→ **What you will do**:
Find each line with the word "different" and state how many there are, nothing more.

→ **Dataset extract**:

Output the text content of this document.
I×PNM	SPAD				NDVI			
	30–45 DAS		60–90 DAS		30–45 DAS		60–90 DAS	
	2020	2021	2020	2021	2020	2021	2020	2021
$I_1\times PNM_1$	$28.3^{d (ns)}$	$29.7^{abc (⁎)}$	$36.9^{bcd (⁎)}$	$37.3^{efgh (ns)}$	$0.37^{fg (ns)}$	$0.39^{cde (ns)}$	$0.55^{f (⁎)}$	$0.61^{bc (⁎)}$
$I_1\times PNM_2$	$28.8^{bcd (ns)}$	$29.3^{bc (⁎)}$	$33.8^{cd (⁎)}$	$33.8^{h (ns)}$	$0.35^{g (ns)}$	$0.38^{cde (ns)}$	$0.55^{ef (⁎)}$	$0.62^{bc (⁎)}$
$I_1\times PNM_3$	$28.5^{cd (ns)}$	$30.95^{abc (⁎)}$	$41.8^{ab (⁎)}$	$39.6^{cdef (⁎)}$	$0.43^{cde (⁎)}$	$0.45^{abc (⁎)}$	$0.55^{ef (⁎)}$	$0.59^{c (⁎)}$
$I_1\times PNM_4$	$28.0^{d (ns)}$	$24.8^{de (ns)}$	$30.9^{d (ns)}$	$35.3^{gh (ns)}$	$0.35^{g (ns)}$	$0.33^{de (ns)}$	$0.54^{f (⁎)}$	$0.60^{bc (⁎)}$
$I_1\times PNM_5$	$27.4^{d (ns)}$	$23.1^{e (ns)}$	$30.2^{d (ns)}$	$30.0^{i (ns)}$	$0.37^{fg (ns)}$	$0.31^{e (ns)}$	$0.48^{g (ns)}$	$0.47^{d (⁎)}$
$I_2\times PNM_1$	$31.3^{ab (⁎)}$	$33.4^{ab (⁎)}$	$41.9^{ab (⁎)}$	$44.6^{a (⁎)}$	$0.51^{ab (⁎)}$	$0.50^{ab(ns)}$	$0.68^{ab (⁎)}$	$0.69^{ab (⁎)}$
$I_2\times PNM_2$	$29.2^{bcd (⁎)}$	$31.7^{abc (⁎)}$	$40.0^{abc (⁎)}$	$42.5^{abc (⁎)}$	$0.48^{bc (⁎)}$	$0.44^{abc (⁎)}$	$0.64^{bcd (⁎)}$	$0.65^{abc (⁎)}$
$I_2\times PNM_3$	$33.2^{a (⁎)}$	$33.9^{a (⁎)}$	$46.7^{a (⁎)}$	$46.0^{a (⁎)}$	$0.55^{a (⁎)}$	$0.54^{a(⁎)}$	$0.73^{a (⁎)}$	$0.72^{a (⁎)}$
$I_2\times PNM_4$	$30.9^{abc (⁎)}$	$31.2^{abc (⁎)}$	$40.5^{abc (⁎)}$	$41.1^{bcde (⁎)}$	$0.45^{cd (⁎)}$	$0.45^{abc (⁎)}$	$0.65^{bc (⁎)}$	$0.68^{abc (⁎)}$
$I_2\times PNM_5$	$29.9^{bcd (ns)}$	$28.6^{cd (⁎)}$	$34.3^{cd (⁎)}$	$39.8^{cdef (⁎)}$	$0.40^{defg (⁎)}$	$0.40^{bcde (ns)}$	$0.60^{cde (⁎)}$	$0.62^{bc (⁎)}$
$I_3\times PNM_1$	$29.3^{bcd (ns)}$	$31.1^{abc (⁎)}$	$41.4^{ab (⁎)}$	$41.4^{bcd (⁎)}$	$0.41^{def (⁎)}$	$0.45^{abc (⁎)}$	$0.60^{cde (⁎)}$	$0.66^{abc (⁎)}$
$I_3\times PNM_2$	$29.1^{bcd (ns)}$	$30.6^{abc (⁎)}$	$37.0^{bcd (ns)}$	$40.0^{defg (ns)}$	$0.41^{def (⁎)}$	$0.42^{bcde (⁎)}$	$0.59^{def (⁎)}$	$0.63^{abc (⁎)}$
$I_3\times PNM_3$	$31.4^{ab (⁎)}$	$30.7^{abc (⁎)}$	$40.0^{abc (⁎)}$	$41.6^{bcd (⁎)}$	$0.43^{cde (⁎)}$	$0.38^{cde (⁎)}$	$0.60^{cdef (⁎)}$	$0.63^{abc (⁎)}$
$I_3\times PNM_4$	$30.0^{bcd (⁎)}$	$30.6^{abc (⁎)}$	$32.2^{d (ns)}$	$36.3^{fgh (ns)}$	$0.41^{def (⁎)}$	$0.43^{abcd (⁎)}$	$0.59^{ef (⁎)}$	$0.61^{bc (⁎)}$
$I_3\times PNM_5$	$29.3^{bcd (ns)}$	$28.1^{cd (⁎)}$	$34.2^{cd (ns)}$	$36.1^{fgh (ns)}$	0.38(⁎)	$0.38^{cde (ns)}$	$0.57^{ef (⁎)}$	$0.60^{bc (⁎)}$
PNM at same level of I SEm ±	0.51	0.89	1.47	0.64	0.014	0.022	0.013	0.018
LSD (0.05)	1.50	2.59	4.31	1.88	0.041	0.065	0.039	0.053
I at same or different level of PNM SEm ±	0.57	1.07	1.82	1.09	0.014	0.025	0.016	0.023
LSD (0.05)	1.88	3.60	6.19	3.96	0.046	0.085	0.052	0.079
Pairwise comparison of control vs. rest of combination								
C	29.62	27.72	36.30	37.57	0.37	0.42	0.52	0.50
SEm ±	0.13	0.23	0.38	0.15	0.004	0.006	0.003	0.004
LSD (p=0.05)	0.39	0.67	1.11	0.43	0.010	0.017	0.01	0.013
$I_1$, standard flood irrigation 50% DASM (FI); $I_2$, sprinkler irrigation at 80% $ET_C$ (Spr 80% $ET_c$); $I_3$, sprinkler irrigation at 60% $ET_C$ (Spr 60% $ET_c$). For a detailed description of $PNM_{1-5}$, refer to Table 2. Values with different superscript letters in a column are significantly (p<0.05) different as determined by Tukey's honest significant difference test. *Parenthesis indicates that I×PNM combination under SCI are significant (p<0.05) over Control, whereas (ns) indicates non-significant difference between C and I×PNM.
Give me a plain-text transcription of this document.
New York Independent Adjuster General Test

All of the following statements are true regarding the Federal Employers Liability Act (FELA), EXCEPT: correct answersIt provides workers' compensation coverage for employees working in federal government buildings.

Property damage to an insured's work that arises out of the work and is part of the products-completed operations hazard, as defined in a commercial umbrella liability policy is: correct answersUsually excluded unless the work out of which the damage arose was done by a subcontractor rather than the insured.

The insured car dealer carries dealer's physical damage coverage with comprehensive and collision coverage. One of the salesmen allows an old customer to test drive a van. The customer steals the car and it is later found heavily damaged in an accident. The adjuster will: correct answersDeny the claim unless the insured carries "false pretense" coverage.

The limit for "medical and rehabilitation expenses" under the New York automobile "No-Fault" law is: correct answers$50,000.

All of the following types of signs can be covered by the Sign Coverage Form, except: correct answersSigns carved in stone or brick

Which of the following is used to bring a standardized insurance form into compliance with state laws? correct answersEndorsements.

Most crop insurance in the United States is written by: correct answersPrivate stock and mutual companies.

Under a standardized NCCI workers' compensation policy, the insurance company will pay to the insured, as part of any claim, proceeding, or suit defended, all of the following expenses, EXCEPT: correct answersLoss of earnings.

→ **Response to the exercise**:
2